Copy out each line featuring the string "title" from the entries beneath.

**ITEMS**
START

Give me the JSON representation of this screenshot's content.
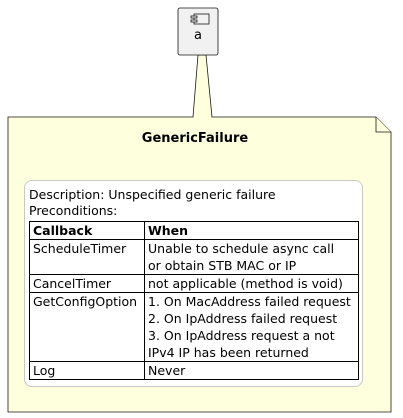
{
  "component": {
    "label": "a"
  },
  "note": {
    "title": "GenericFailure",
    "description": "Description: Unspecified generic failure",
    "preconditions": "Preconditions:",
    "table": {
      "headers": [
        "Callback",
        "When"
      ],
      "rows": [
        {
          "callback": "ScheduleTimer",
          "when": [
            "Unable to schedule async call",
            "or obtain STB MAC or IP"
          ]
        },
        {
          "callback": "CancelTimer",
          "when": [
            "not applicable (method is void)"
          ]
        },
        {
          "callback": "GetConfigOption",
          "when": [
            "1. On MacAddress failed request",
            "2. On IpAddress failed request",
            "3. On IpAddress request a not",
            "IPv4 IP has been returned"
          ]
        },
        {
          "callback": "Log",
          "when": [
            "Never"
          ]
        }
      ]
    }
  },
  "colors": {
    "component_fill": "#F1F1F1",
    "component_stroke": "#181818",
    "note_fill": "#FEFFDD",
    "note_stroke": "#181818"
  }
}
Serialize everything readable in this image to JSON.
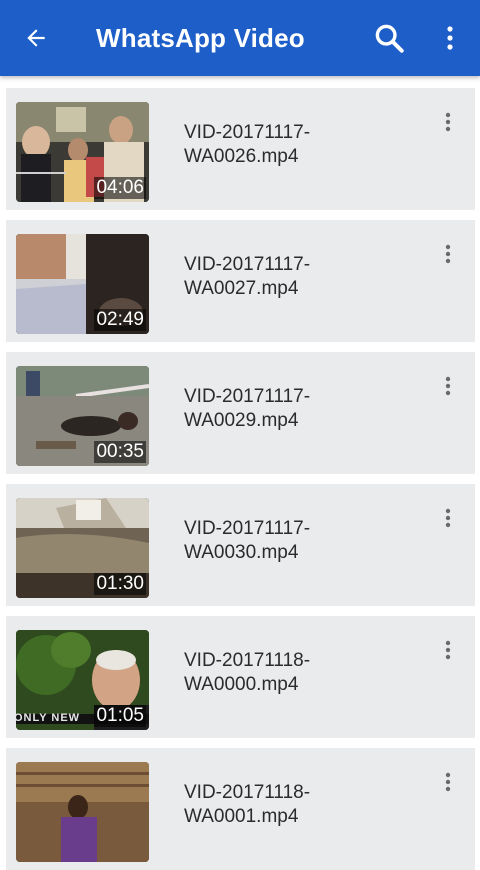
{
  "app_bar": {
    "title": "WhatsApp Video",
    "color": "#1d5ec8",
    "icons": [
      "back-arrow-icon",
      "search-icon",
      "more-vert-icon"
    ]
  },
  "videos": [
    {
      "name": "VID-20171117-\nWA0026.mp4",
      "duration": "04:06"
    },
    {
      "name": "VID-20171117-\nWA0027.mp4",
      "duration": "02:49"
    },
    {
      "name": "VID-20171117-\nWA0029.mp4",
      "duration": "00:35"
    },
    {
      "name": "VID-20171117-\nWA0030.mp4",
      "duration": "01:30"
    },
    {
      "name": "VID-20171118-\nWA0000.mp4",
      "duration": "01:05"
    },
    {
      "name": "VID-20171118-\nWA0001.mp4",
      "duration": ""
    }
  ],
  "thumb_overlay_text": "ONLY NEW",
  "colors": {
    "card_bg": "#e9ebed",
    "text": "#2b2b2b"
  }
}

END

**COMPLETE RESPONSE**
    "title": "GenericFailure",
    "title": "WhatsApp Video",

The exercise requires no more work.